**Exercise brief**
Go through the listing and return every line with "Niveles" in it.

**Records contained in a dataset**

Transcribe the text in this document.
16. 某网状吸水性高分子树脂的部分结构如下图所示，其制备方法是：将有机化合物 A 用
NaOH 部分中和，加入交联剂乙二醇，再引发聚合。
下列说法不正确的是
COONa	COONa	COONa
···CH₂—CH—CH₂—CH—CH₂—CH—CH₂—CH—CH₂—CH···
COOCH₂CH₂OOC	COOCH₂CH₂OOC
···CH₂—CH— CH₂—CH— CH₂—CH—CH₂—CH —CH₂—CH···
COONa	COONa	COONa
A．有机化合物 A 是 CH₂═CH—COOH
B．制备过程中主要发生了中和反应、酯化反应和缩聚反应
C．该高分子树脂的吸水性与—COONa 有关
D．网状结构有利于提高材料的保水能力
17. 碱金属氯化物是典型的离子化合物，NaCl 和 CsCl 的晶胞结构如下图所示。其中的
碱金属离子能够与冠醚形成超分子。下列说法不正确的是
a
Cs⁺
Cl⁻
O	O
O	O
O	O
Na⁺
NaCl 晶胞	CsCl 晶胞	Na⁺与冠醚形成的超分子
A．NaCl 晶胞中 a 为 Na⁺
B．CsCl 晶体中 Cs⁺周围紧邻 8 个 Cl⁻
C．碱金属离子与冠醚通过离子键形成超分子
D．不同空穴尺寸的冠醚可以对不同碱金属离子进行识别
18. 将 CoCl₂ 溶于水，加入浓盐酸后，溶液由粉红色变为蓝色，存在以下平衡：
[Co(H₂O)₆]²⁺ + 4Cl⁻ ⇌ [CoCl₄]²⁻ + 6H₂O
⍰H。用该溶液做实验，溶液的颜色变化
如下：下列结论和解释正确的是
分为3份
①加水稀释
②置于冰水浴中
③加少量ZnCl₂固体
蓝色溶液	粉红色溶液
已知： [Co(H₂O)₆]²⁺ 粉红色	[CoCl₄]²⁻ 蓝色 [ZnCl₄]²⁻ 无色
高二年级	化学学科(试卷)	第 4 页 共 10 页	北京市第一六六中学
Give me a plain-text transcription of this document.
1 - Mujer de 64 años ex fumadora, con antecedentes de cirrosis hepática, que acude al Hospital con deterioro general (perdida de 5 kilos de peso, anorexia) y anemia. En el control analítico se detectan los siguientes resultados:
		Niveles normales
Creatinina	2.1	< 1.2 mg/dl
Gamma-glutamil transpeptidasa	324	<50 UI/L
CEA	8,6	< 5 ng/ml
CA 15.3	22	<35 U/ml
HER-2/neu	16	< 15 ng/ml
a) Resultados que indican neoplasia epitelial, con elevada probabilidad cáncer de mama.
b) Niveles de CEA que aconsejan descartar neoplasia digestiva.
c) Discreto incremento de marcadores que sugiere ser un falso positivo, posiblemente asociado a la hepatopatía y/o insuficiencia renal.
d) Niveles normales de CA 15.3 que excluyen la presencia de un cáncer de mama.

**The solution**
		Niveles normales
b) Niveles de CEA que aconsejan descartar neoplasia digestiva.
d) Niveles normales de CA 15.3 que excluyen la presencia de un cáncer de mama.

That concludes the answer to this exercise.